→ AIM OF THE EXERCISE: Print each line of the listing once more, precisely as given.

→ EXERCISE DATA:
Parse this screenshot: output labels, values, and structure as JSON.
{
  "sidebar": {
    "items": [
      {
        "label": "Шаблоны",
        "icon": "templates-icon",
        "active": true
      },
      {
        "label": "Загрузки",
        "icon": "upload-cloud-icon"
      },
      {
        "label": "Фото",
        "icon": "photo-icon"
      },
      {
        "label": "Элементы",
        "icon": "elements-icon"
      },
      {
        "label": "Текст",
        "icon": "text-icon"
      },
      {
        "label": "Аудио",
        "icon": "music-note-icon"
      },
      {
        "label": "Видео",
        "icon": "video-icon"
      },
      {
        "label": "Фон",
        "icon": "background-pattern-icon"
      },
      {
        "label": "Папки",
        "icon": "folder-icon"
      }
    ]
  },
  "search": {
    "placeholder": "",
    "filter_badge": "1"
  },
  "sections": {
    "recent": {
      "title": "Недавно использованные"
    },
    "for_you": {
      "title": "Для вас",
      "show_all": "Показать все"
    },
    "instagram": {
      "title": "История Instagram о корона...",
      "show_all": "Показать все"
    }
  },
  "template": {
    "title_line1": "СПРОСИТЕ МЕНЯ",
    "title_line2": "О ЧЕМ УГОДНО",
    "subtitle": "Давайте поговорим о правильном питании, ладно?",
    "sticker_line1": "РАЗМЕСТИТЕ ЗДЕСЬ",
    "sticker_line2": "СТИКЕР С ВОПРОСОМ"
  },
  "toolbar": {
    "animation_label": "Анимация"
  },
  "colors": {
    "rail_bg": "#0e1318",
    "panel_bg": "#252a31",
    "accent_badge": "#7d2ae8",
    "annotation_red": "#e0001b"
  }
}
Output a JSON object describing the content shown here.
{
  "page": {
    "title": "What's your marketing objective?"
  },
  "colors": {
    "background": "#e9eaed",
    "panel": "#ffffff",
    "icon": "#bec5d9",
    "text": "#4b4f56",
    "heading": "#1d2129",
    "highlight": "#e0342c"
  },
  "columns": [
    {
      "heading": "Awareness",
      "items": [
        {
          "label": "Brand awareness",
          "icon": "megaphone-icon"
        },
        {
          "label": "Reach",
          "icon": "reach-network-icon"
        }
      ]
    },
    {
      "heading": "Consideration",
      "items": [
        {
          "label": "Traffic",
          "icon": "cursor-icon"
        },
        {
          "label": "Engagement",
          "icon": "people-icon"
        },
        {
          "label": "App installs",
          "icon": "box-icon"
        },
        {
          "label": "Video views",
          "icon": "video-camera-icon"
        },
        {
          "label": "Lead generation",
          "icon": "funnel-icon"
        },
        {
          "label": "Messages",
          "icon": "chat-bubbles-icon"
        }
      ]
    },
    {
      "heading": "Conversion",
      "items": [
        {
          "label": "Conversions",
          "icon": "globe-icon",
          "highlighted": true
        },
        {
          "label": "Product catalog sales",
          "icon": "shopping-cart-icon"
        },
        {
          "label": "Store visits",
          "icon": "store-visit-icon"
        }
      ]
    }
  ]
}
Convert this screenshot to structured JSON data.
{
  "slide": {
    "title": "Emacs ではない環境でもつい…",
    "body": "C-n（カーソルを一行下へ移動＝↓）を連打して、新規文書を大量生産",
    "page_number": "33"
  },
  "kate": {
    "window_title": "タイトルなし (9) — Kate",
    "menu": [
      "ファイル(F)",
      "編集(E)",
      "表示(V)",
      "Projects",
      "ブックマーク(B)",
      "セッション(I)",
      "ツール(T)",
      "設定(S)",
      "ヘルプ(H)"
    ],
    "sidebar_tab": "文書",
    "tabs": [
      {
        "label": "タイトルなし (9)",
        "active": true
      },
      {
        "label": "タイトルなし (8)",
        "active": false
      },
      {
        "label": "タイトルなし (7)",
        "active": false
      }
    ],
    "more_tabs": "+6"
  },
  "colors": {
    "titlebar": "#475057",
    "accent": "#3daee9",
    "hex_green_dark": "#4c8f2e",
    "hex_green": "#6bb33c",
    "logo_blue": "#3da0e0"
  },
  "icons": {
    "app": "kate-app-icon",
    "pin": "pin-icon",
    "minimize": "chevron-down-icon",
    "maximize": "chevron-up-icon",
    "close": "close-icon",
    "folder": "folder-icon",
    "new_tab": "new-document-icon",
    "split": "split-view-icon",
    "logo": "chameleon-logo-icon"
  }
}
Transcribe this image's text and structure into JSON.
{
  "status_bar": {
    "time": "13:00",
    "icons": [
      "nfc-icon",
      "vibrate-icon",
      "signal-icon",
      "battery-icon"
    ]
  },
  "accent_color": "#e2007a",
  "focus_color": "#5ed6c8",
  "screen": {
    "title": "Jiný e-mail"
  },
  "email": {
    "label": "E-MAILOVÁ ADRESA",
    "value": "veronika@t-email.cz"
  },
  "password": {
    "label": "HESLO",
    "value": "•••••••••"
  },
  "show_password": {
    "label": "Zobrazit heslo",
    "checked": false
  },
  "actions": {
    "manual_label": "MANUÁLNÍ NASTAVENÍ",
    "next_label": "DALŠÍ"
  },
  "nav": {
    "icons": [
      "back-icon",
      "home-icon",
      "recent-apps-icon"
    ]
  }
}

→ FULL SOLUTION:
Parse this screenshot: output labels, values, and structure as JSON.
{
  "sidebar": {
    "items": [
      {
        "label": "Шаблоны",
        "icon": "templates-icon",
        "active": true
      },
      {
        "label": "Загрузки",
        "icon": "upload-cloud-icon"
      },
      {
        "label": "Фото",
        "icon": "photo-icon"
      },
      {
        "label": "Элементы",
        "icon": "elements-icon"
      },
      {
        "label": "Текст",
        "icon": "text-icon"
      },
      {
        "label": "Аудио",
        "icon": "music-note-icon"
      },
      {
        "label": "Видео",
        "icon": "video-icon"
      },
      {
        "label": "Фон",
        "icon": "background-pattern-icon"
      },
      {
        "label": "Папки",
        "icon": "folder-icon"
      }
    ]
  },
  "search": {
    "placeholder": "",
    "filter_badge": "1"
  },
  "sections": {
    "recent": {
      "title": "Недавно использованные"
    },
    "for_you": {
      "title": "Для вас",
      "show_all": "Показать все"
    },
    "instagram": {
      "title": "История Instagram о корона...",
      "show_all": "Показать все"
    }
  },
  "template": {
    "title_line1": "СПРОСИТЕ МЕНЯ",
    "title_line2": "О ЧЕМ УГОДНО",
    "subtitle": "Давайте поговорим о правильном питании, ладно?",
    "sticker_line1": "РАЗМЕСТИТЕ ЗДЕСЬ",
    "sticker_line2": "СТИКЕР С ВОПРОСОМ"
  },
  "toolbar": {
    "animation_label": "Анимация"
  },
  "colors": {
    "rail_bg": "#0e1318",
    "panel_bg": "#252a31",
    "accent_badge": "#7d2ae8",
    "annotation_red": "#e0001b"
  }
}
Output a JSON object describing the content shown here.
{
  "page": {
    "title": "What's your marketing objective?"
  },
  "colors": {
    "background": "#e9eaed",
    "panel": "#ffffff",
    "icon": "#bec5d9",
    "text": "#4b4f56",
    "heading": "#1d2129",
    "highlight": "#e0342c"
  },
  "columns": [
    {
      "heading": "Awareness",
      "items": [
        {
          "label": "Brand awareness",
          "icon": "megaphone-icon"
        },
        {
          "label": "Reach",
          "icon": "reach-network-icon"
        }
      ]
    },
    {
      "heading": "Consideration",
      "items": [
        {
          "label": "Traffic",
          "icon": "cursor-icon"
        },
        {
          "label": "Engagement",
          "icon": "people-icon"
        },
        {
          "label": "App installs",
          "icon": "box-icon"
        },
        {
          "label": "Video views",
          "icon": "video-camera-icon"
        },
        {
          "label": "Lead generation",
          "icon": "funnel-icon"
        },
        {
          "label": "Messages",
          "icon": "chat-bubbles-icon"
        }
      ]
    },
    {
      "heading": "Conversion",
      "items": [
        {
          "label": "Conversions",
          "icon": "globe-icon",
          "highlighted": true
        },
        {
          "label": "Product catalog sales",
          "icon": "shopping-cart-icon"
        },
        {
          "label": "Store visits",
          "icon": "store-visit-icon"
        }
      ]
    }
  ]
}
Convert this screenshot to structured JSON data.
{
  "slide": {
    "title": "Emacs ではない環境でもつい…",
    "body": "C-n（カーソルを一行下へ移動＝↓）を連打して、新規文書を大量生産",
    "page_number": "33"
  },
  "kate": {
    "window_title": "タイトルなし (9) — Kate",
    "menu": [
      "ファイル(F)",
      "編集(E)",
      "表示(V)",
      "Projects",
      "ブックマーク(B)",
      "セッション(I)",
      "ツール(T)",
      "設定(S)",
      "ヘルプ(H)"
    ],
    "sidebar_tab": "文書",
    "tabs": [
      {
        "label": "タイトルなし (9)",
        "active": true
      },
      {
        "label": "タイトルなし (8)",
        "active": false
      },
      {
        "label": "タイトルなし (7)",
        "active": false
      }
    ],
    "more_tabs": "+6"
  },
  "colors": {
    "titlebar": "#475057",
    "accent": "#3daee9",
    "hex_green_dark": "#4c8f2e",
    "hex_green": "#6bb33c",
    "logo_blue": "#3da0e0"
  },
  "icons": {
    "app": "kate-app-icon",
    "pin": "pin-icon",
    "minimize": "chevron-down-icon",
    "maximize": "chevron-up-icon",
    "close": "close-icon",
    "folder": "folder-icon",
    "new_tab": "new-document-icon",
    "split": "split-view-icon",
    "logo": "chameleon-logo-icon"
  }
}
Transcribe this image's text and structure into JSON.
{
  "status_bar": {
    "time": "13:00",
    "icons": [
      "nfc-icon",
      "vibrate-icon",
      "signal-icon",
      "battery-icon"
    ]
  },
  "accent_color": "#e2007a",
  "focus_color": "#5ed6c8",
  "screen": {
    "title": "Jiný e-mail"
  },
  "email": {
    "label": "E-MAILOVÁ ADRESA",
    "value": "veronika@t-email.cz"
  },
  "password": {
    "label": "HESLO",
    "value": "•••••••••"
  },
  "show_password": {
    "label": "Zobrazit heslo",
    "checked": false
  },
  "actions": {
    "manual_label": "MANUÁLNÍ NASTAVENÍ",
    "next_label": "DALŠÍ"
  },
  "nav": {
    "icons": [
      "back-icon",
      "home-icon",
      "recent-apps-icon"
    ]
  }
}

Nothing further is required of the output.